* WHAT THE TASK REQUIRES: Take the entries below and reproduce them word for word.

* SUPPLIED RECORDS:

_ _ _ _ _ _ _

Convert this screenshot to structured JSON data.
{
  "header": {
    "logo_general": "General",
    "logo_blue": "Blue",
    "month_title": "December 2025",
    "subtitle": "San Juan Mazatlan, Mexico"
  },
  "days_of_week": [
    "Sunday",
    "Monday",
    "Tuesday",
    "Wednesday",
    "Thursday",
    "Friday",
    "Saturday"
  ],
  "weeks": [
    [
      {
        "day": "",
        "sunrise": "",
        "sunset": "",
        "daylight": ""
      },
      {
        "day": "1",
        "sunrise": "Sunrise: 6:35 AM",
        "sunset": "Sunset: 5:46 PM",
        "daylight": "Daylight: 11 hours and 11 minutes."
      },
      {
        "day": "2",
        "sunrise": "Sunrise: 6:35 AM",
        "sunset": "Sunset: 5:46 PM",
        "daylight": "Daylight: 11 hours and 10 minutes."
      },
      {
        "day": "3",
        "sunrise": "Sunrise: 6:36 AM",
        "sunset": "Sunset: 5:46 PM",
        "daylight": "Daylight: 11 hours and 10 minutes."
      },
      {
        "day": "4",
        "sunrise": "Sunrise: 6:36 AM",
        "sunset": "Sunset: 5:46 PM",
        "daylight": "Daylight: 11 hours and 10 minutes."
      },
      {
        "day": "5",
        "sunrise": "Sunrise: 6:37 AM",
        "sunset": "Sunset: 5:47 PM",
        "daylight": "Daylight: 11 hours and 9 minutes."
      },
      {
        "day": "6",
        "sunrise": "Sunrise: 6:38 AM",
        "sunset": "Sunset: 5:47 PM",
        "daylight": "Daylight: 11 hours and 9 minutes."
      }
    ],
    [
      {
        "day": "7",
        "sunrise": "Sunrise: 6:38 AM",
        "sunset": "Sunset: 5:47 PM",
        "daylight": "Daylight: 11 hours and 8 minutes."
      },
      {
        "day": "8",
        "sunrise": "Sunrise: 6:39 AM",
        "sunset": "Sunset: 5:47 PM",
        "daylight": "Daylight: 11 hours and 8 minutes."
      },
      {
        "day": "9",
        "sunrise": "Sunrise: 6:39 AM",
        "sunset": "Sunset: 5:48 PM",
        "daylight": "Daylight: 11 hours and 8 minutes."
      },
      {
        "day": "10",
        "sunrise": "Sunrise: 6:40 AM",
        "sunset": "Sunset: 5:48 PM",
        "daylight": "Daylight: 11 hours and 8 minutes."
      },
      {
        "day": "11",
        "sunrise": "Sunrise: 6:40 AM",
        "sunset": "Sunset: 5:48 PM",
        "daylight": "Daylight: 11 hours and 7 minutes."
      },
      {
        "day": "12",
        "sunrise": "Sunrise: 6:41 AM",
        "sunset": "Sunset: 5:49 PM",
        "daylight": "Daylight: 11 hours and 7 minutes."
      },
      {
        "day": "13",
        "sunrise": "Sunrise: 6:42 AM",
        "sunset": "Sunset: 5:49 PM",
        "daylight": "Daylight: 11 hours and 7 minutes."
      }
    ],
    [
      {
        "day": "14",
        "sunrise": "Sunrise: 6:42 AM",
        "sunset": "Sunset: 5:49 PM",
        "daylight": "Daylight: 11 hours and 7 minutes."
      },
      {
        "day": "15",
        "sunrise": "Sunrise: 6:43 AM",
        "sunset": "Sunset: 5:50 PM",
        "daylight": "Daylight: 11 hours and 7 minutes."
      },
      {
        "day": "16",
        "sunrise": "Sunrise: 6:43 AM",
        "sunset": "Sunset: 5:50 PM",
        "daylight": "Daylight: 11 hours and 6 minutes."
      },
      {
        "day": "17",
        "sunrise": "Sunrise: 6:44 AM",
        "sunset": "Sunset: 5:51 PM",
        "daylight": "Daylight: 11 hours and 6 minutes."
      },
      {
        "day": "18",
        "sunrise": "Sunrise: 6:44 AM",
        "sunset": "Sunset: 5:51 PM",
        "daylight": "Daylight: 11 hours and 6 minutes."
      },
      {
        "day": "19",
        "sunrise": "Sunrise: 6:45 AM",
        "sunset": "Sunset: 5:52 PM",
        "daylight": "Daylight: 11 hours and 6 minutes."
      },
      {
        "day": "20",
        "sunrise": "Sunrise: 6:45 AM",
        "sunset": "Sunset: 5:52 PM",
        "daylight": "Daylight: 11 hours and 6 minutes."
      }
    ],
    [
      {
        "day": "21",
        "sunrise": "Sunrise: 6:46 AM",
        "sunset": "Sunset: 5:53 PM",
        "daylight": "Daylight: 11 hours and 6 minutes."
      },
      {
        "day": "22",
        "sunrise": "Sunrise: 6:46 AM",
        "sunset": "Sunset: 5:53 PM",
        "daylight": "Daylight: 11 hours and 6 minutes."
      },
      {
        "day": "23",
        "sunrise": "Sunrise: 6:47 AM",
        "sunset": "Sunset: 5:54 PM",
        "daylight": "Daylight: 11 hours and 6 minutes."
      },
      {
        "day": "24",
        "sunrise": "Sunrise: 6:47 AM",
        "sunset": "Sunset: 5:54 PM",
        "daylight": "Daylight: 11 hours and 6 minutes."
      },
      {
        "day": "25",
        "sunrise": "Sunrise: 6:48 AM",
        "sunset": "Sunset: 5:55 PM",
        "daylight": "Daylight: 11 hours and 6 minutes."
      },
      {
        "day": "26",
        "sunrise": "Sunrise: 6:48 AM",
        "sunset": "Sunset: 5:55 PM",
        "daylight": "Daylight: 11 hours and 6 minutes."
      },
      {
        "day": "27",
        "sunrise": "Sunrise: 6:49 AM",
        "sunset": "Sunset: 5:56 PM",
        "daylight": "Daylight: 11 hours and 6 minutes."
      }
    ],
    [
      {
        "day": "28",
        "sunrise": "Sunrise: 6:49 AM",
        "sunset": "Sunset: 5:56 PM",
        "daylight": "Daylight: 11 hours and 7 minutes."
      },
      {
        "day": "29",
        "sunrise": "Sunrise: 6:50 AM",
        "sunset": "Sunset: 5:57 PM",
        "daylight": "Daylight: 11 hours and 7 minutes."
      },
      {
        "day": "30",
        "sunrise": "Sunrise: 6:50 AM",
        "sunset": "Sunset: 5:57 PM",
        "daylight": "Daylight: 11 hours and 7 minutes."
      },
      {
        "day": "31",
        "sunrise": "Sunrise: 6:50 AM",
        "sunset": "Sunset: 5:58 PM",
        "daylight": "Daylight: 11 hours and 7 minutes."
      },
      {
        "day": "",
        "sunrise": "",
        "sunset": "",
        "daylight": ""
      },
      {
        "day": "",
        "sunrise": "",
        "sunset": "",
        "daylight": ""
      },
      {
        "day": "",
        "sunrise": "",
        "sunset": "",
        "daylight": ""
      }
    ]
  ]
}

_ _ _ _ _ _ _

* ANSWER BELOW:
Convert this screenshot to structured JSON data.
{
  "header": {
    "logo_general": "General",
    "logo_blue": "Blue",
    "month_title": "December 2025",
    "subtitle": "San Juan Mazatlan, Mexico"
  },
  "days_of_week": [
    "Sunday",
    "Monday",
    "Tuesday",
    "Wednesday",
    "Thursday",
    "Friday",
    "Saturday"
  ],
  "weeks": [
    [
      {
        "day": "",
        "sunrise": "",
        "sunset": "",
        "daylight": ""
      },
      {
        "day": "1",
        "sunrise": "Sunrise: 6:35 AM",
        "sunset": "Sunset: 5:46 PM",
        "daylight": "Daylight: 11 hours and 11 minutes."
      },
      {
        "day": "2",
        "sunrise": "Sunrise: 6:35 AM",
        "sunset": "Sunset: 5:46 PM",
        "daylight": "Daylight: 11 hours and 10 minutes."
      },
      {
        "day": "3",
        "sunrise": "Sunrise: 6:36 AM",
        "sunset": "Sunset: 5:46 PM",
        "daylight": "Daylight: 11 hours and 10 minutes."
      },
      {
        "day": "4",
        "sunrise": "Sunrise: 6:36 AM",
        "sunset": "Sunset: 5:46 PM",
        "daylight": "Daylight: 11 hours and 10 minutes."
      },
      {
        "day": "5",
        "sunrise": "Sunrise: 6:37 AM",
        "sunset": "Sunset: 5:47 PM",
        "daylight": "Daylight: 11 hours and 9 minutes."
      },
      {
        "day": "6",
        "sunrise": "Sunrise: 6:38 AM",
        "sunset": "Sunset: 5:47 PM",
        "daylight": "Daylight: 11 hours and 9 minutes."
      }
    ],
    [
      {
        "day": "7",
        "sunrise": "Sunrise: 6:38 AM",
        "sunset": "Sunset: 5:47 PM",
        "daylight": "Daylight: 11 hours and 8 minutes."
      },
      {
        "day": "8",
        "sunrise": "Sunrise: 6:39 AM",
        "sunset": "Sunset: 5:47 PM",
        "daylight": "Daylight: 11 hours and 8 minutes."
      },
      {
        "day": "9",
        "sunrise": "Sunrise: 6:39 AM",
        "sunset": "Sunset: 5:48 PM",
        "daylight": "Daylight: 11 hours and 8 minutes."
      },
      {
        "day": "10",
        "sunrise": "Sunrise: 6:40 AM",
        "sunset": "Sunset: 5:48 PM",
        "daylight": "Daylight: 11 hours and 8 minutes."
      },
      {
        "day": "11",
        "sunrise": "Sunrise: 6:40 AM",
        "sunset": "Sunset: 5:48 PM",
        "daylight": "Daylight: 11 hours and 7 minutes."
      },
      {
        "day": "12",
        "sunrise": "Sunrise: 6:41 AM",
        "sunset": "Sunset: 5:49 PM",
        "daylight": "Daylight: 11 hours and 7 minutes."
      },
      {
        "day": "13",
        "sunrise": "Sunrise: 6:42 AM",
        "sunset": "Sunset: 5:49 PM",
        "daylight": "Daylight: 11 hours and 7 minutes."
      }
    ],
    [
      {
        "day": "14",
        "sunrise": "Sunrise: 6:42 AM",
        "sunset": "Sunset: 5:49 PM",
        "daylight": "Daylight: 11 hours and 7 minutes."
      },
      {
        "day": "15",
        "sunrise": "Sunrise: 6:43 AM",
        "sunset": "Sunset: 5:50 PM",
        "daylight": "Daylight: 11 hours and 7 minutes."
      },
      {
        "day": "16",
        "sunrise": "Sunrise: 6:43 AM",
        "sunset": "Sunset: 5:50 PM",
        "daylight": "Daylight: 11 hours and 6 minutes."
      },
      {
        "day": "17",
        "sunrise": "Sunrise: 6:44 AM",
        "sunset": "Sunset: 5:51 PM",
        "daylight": "Daylight: 11 hours and 6 minutes."
      },
      {
        "day": "18",
        "sunrise": "Sunrise: 6:44 AM",
        "sunset": "Sunset: 5:51 PM",
        "daylight": "Daylight: 11 hours and 6 minutes."
      },
      {
        "day": "19",
        "sunrise": "Sunrise: 6:45 AM",
        "sunset": "Sunset: 5:52 PM",
        "daylight": "Daylight: 11 hours and 6 minutes."
      },
      {
        "day": "20",
        "sunrise": "Sunrise: 6:45 AM",
        "sunset": "Sunset: 5:52 PM",
        "daylight": "Daylight: 11 hours and 6 minutes."
      }
    ],
    [
      {
        "day": "21",
        "sunrise": "Sunrise: 6:46 AM",
        "sunset": "Sunset: 5:53 PM",
        "daylight": "Daylight: 11 hours and 6 minutes."
      },
      {
        "day": "22",
        "sunrise": "Sunrise: 6:46 AM",
        "sunset": "Sunset: 5:53 PM",
        "daylight": "Daylight: 11 hours and 6 minutes."
      },
      {
        "day": "23",
        "sunrise": "Sunrise: 6:47 AM",
        "sunset": "Sunset: 5:54 PM",
        "daylight": "Daylight: 11 hours and 6 minutes."
      },
      {
        "day": "24",
        "sunrise": "Sunrise: 6:47 AM",
        "sunset": "Sunset: 5:54 PM",
        "daylight": "Daylight: 11 hours and 6 minutes."
      },
      {
        "day": "25",
        "sunrise": "Sunrise: 6:48 AM",
        "sunset": "Sunset: 5:55 PM",
        "daylight": "Daylight: 11 hours and 6 minutes."
      },
      {
        "day": "26",
        "sunrise": "Sunrise: 6:48 AM",
        "sunset": "Sunset: 5:55 PM",
        "daylight": "Daylight: 11 hours and 6 minutes."
      },
      {
        "day": "27",
        "sunrise": "Sunrise: 6:49 AM",
        "sunset": "Sunset: 5:56 PM",
        "daylight": "Daylight: 11 hours and 6 minutes."
      }
    ],
    [
      {
        "day": "28",
        "sunrise": "Sunrise: 6:49 AM",
        "sunset": "Sunset: 5:56 PM",
        "daylight": "Daylight: 11 hours and 7 minutes."
      },
      {
        "day": "29",
        "sunrise": "Sunrise: 6:50 AM",
        "sunset": "Sunset: 5:57 PM",
        "daylight": "Daylight: 11 hours and 7 minutes."
      },
      {
        "day": "30",
        "sunrise": "Sunrise: 6:50 AM",
        "sunset": "Sunset: 5:57 PM",
        "daylight": "Daylight: 11 hours and 7 minutes."
      },
      {
        "day": "31",
        "sunrise": "Sunrise: 6:50 AM",
        "sunset": "Sunset: 5:58 PM",
        "daylight": "Daylight: 11 hours and 7 minutes."
      },
      {
        "day": "",
        "sunrise": "",
        "sunset": "",
        "daylight": ""
      },
      {
        "day": "",
        "sunrise": "",
        "sunset": "",
        "daylight": ""
      },
      {
        "day": "",
        "sunrise": "",
        "sunset": "",
        "daylight": ""
      }
    ]
  ]
}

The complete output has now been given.